▶ [Image element box records]:
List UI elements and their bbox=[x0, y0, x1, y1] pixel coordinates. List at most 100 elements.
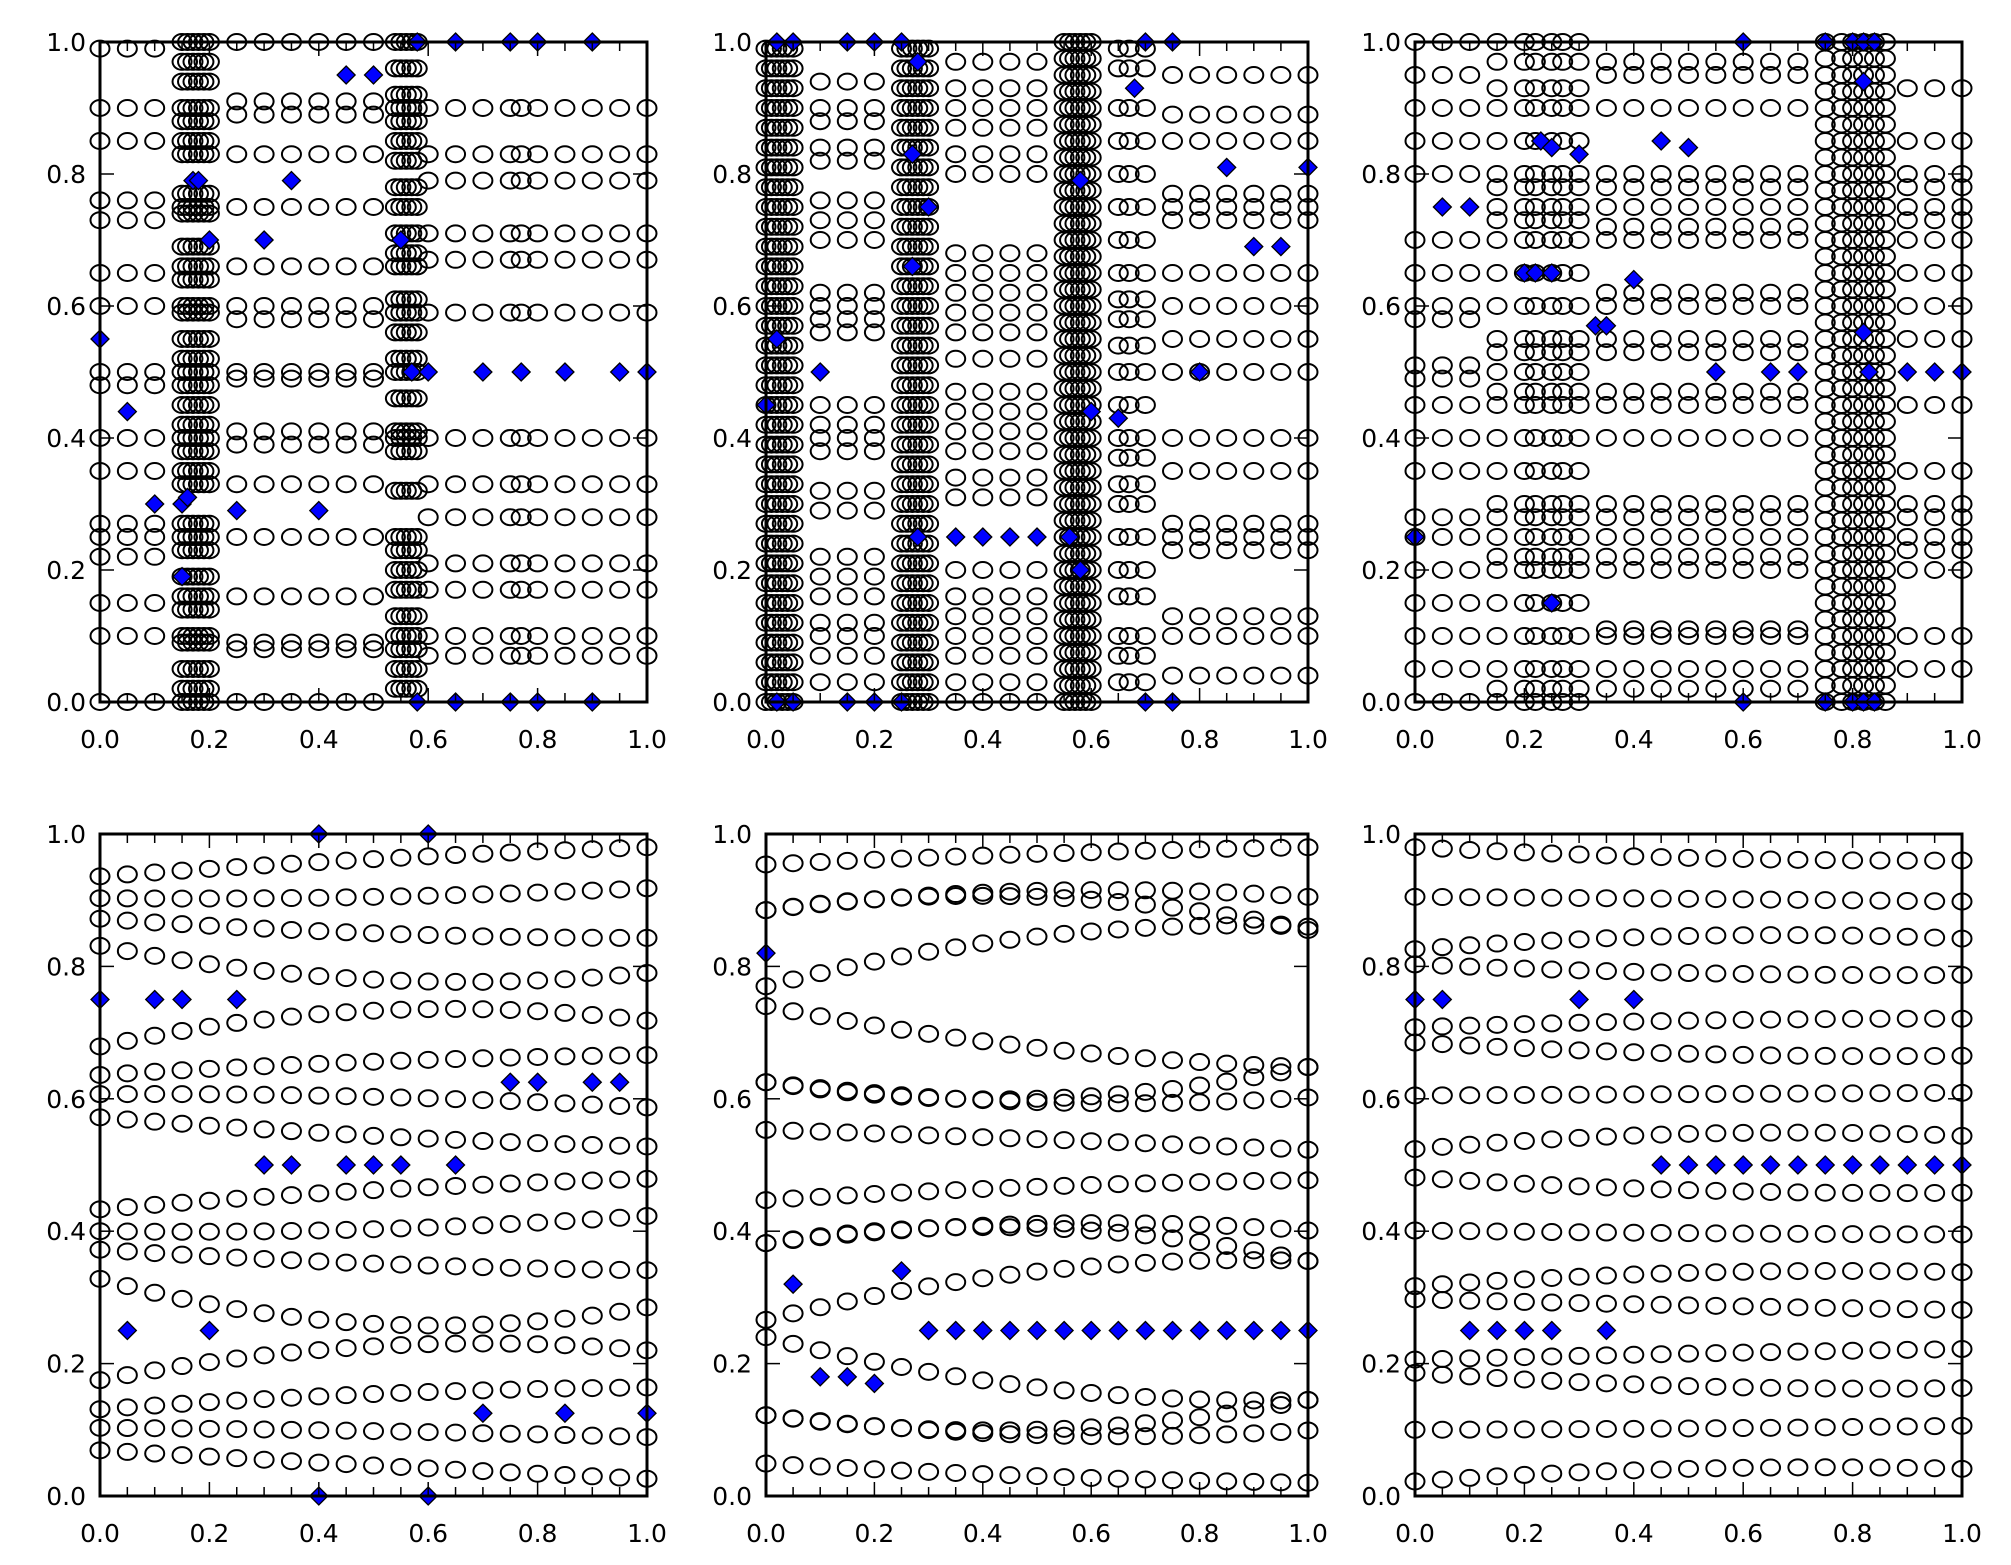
circle-point bbox=[891, 653, 912, 672]
diamond-point bbox=[1124, 78, 1145, 99]
circle-point bbox=[1760, 508, 1782, 527]
circle-point bbox=[1896, 1379, 1918, 1398]
circle-point bbox=[945, 145, 967, 164]
circle-point bbox=[499, 508, 521, 527]
circle-point bbox=[1243, 1091, 1265, 1110]
circle-point bbox=[1270, 607, 1292, 626]
circle-point bbox=[1595, 889, 1617, 908]
circle-point bbox=[1541, 1268, 1563, 1287]
circle-point bbox=[1513, 1174, 1535, 1193]
circle-point bbox=[1705, 1085, 1727, 1104]
circle-point bbox=[1705, 429, 1727, 447]
circle-point bbox=[193, 587, 215, 606]
circle-point bbox=[1853, 280, 1875, 299]
circle-point bbox=[896, 455, 918, 474]
circle-point bbox=[1863, 264, 1885, 282]
circle-point bbox=[193, 442, 215, 461]
circle-point bbox=[1705, 343, 1727, 362]
circle-point bbox=[445, 627, 467, 645]
circle-point bbox=[760, 435, 782, 454]
circle-point bbox=[187, 349, 209, 368]
circle-point bbox=[406, 429, 428, 447]
circle-point bbox=[499, 1424, 521, 1443]
circle-point bbox=[777, 435, 799, 454]
circle-point bbox=[472, 1334, 494, 1353]
circle-point bbox=[226, 889, 248, 908]
circle-point bbox=[472, 1132, 494, 1151]
circle-point bbox=[445, 999, 467, 1018]
circle-point bbox=[144, 211, 166, 230]
circle-point bbox=[406, 178, 428, 197]
circle-point bbox=[1189, 1426, 1211, 1445]
circle-point bbox=[896, 574, 918, 593]
circle-point bbox=[1541, 99, 1563, 117]
circle-point bbox=[1568, 79, 1590, 98]
circle-point bbox=[972, 561, 994, 579]
diamond-point bbox=[281, 1155, 302, 1175]
circle-point bbox=[1842, 379, 1864, 398]
circle-point bbox=[999, 488, 1021, 507]
circle-point bbox=[1107, 59, 1129, 78]
circle-point bbox=[891, 849, 912, 868]
circle-point bbox=[1853, 264, 1875, 282]
circle-point bbox=[1486, 842, 1508, 861]
circle-point bbox=[1842, 1458, 1864, 1477]
diamond-point bbox=[254, 1155, 275, 1175]
circle-point bbox=[1650, 283, 1672, 302]
circle-point bbox=[1107, 646, 1129, 665]
circle-point bbox=[1162, 264, 1183, 282]
circle-point bbox=[782, 475, 804, 494]
circle-point bbox=[1118, 363, 1140, 381]
circle-point bbox=[918, 475, 940, 494]
circle-point bbox=[171, 514, 193, 533]
circle-point bbox=[1568, 382, 1590, 401]
circle-point bbox=[782, 854, 804, 873]
circle-point bbox=[472, 1424, 494, 1443]
circle-point bbox=[198, 528, 220, 546]
circle-point bbox=[1842, 99, 1864, 117]
circle-point bbox=[891, 1220, 912, 1239]
circle-point bbox=[1874, 412, 1896, 431]
circle-point bbox=[1863, 148, 1885, 167]
circle-point bbox=[527, 303, 549, 322]
circle-point bbox=[1552, 561, 1574, 579]
circle-point bbox=[116, 1419, 138, 1438]
circle-point bbox=[1486, 1467, 1508, 1486]
circle-point bbox=[1787, 382, 1809, 401]
circle-point bbox=[782, 237, 804, 256]
circle-point bbox=[907, 178, 929, 197]
circle-point bbox=[182, 396, 204, 414]
circle-point bbox=[1595, 66, 1617, 84]
circle-point bbox=[1760, 1123, 1782, 1142]
circle-point bbox=[918, 1024, 940, 1043]
circle-point bbox=[581, 928, 603, 947]
circle-point bbox=[1524, 508, 1546, 527]
circle-point bbox=[1732, 508, 1754, 527]
y-tick-label: 0.8 bbox=[1361, 952, 1401, 981]
circle-point bbox=[891, 336, 912, 355]
circle-point bbox=[1459, 627, 1481, 645]
circle-point bbox=[1216, 1391, 1238, 1410]
circle-point bbox=[171, 415, 193, 434]
circle-point bbox=[771, 277, 793, 296]
circle-point bbox=[401, 541, 423, 560]
circle-point bbox=[1863, 297, 1885, 315]
circle-point bbox=[1134, 396, 1156, 414]
circle-point bbox=[308, 1310, 330, 1329]
circle-point bbox=[945, 165, 967, 183]
y-tick-label: 0.0 bbox=[46, 688, 86, 717]
circle-point bbox=[1080, 1257, 1102, 1276]
circle-point bbox=[1162, 1135, 1183, 1154]
circle-point bbox=[1863, 214, 1885, 233]
circle-point bbox=[1623, 495, 1645, 513]
circle-point bbox=[1853, 346, 1875, 365]
circle-point bbox=[1459, 840, 1481, 859]
circle-point bbox=[609, 1136, 631, 1155]
circle-point bbox=[116, 1198, 138, 1217]
circle-point bbox=[1026, 442, 1048, 461]
circle-point bbox=[417, 1423, 439, 1442]
circle-point bbox=[1863, 676, 1885, 695]
circle-point bbox=[280, 1343, 302, 1362]
x-tick-label: 0.4 bbox=[1614, 1519, 1654, 1548]
circle-point bbox=[836, 310, 858, 329]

▶ [Problem to solve]: Rewrite the records above, substituting "square-point" for every occurrence of "diamond-point" and leaving everything else unchanged. Omit the pictures from the output.

▶ [Solution for this task]:
List UI elements and their bbox=[x0, y0, x1, y1] pixel coordinates. List at most 100 elements.
circle-point bbox=[891, 653, 912, 672]
square-point bbox=[1124, 78, 1145, 99]
circle-point bbox=[1760, 508, 1782, 527]
circle-point bbox=[1896, 1379, 1918, 1398]
circle-point bbox=[945, 145, 967, 164]
circle-point bbox=[499, 508, 521, 527]
circle-point bbox=[1243, 1091, 1265, 1110]
circle-point bbox=[1270, 607, 1292, 626]
circle-point bbox=[1595, 889, 1617, 908]
circle-point bbox=[1541, 1268, 1563, 1287]
circle-point bbox=[1513, 1174, 1535, 1193]
circle-point bbox=[1705, 1085, 1727, 1104]
circle-point bbox=[1705, 429, 1727, 447]
circle-point bbox=[193, 587, 215, 606]
circle-point bbox=[1853, 280, 1875, 299]
circle-point bbox=[896, 455, 918, 474]
circle-point bbox=[1863, 264, 1885, 282]
circle-point bbox=[193, 442, 215, 461]
circle-point bbox=[1705, 343, 1727, 362]
circle-point bbox=[445, 627, 467, 645]
circle-point bbox=[760, 435, 782, 454]
circle-point bbox=[187, 349, 209, 368]
circle-point bbox=[406, 429, 428, 447]
circle-point bbox=[499, 1424, 521, 1443]
circle-point bbox=[777, 435, 799, 454]
circle-point bbox=[472, 1334, 494, 1353]
circle-point bbox=[226, 889, 248, 908]
circle-point bbox=[472, 1132, 494, 1151]
circle-point bbox=[445, 999, 467, 1018]
circle-point bbox=[144, 211, 166, 230]
circle-point bbox=[406, 178, 428, 197]
circle-point bbox=[1189, 1426, 1211, 1445]
circle-point bbox=[896, 574, 918, 593]
circle-point bbox=[1541, 99, 1563, 117]
circle-point bbox=[1568, 79, 1590, 98]
circle-point bbox=[972, 561, 994, 579]
square-point bbox=[281, 1155, 302, 1175]
circle-point bbox=[1842, 379, 1864, 398]
circle-point bbox=[999, 488, 1021, 507]
circle-point bbox=[1107, 59, 1129, 78]
circle-point bbox=[891, 849, 912, 868]
circle-point bbox=[1853, 264, 1875, 282]
circle-point bbox=[1486, 842, 1508, 861]
circle-point bbox=[1842, 1458, 1864, 1477]
square-point bbox=[254, 1155, 275, 1175]
circle-point bbox=[1650, 283, 1672, 302]
circle-point bbox=[1107, 646, 1129, 665]
circle-point bbox=[1162, 264, 1183, 282]
circle-point bbox=[782, 475, 804, 494]
circle-point bbox=[1118, 363, 1140, 381]
circle-point bbox=[918, 475, 940, 494]
circle-point bbox=[171, 514, 193, 533]
circle-point bbox=[1568, 382, 1590, 401]
circle-point bbox=[782, 854, 804, 873]
circle-point bbox=[472, 1424, 494, 1443]
circle-point bbox=[198, 528, 220, 546]
circle-point bbox=[1842, 99, 1864, 117]
circle-point bbox=[891, 1220, 912, 1239]
circle-point bbox=[1874, 412, 1896, 431]
circle-point bbox=[1863, 148, 1885, 167]
circle-point bbox=[527, 303, 549, 322]
circle-point bbox=[1552, 561, 1574, 579]
circle-point bbox=[116, 1419, 138, 1438]
circle-point bbox=[1486, 1467, 1508, 1486]
circle-point bbox=[1787, 382, 1809, 401]
circle-point bbox=[782, 237, 804, 256]
circle-point bbox=[907, 178, 929, 197]
circle-point bbox=[182, 396, 204, 414]
circle-point bbox=[1595, 66, 1617, 84]
circle-point bbox=[1760, 1123, 1782, 1142]
circle-point bbox=[918, 1024, 940, 1043]
circle-point bbox=[581, 928, 603, 947]
circle-point bbox=[1524, 508, 1546, 527]
circle-point bbox=[1732, 508, 1754, 527]
y-tick-label: 0.8 bbox=[1361, 952, 1401, 981]
circle-point bbox=[891, 336, 912, 355]
circle-point bbox=[1459, 627, 1481, 645]
circle-point bbox=[1216, 1391, 1238, 1410]
circle-point bbox=[171, 415, 193, 434]
circle-point bbox=[771, 277, 793, 296]
circle-point bbox=[401, 541, 423, 560]
circle-point bbox=[1863, 297, 1885, 315]
circle-point bbox=[1134, 396, 1156, 414]
circle-point bbox=[308, 1310, 330, 1329]
circle-point bbox=[945, 165, 967, 183]
y-tick-label: 0.0 bbox=[46, 688, 86, 717]
circle-point bbox=[1080, 1257, 1102, 1276]
circle-point bbox=[1162, 1135, 1183, 1154]
circle-point bbox=[1863, 214, 1885, 233]
circle-point bbox=[1623, 495, 1645, 513]
circle-point bbox=[1853, 346, 1875, 365]
circle-point bbox=[1459, 840, 1481, 859]
circle-point bbox=[609, 1136, 631, 1155]
circle-point bbox=[116, 1198, 138, 1217]
circle-point bbox=[1026, 442, 1048, 461]
circle-point bbox=[417, 1423, 439, 1442]
circle-point bbox=[1863, 676, 1885, 695]
circle-point bbox=[280, 1343, 302, 1362]
x-tick-label: 0.4 bbox=[1614, 1519, 1654, 1548]
circle-point bbox=[836, 310, 858, 329]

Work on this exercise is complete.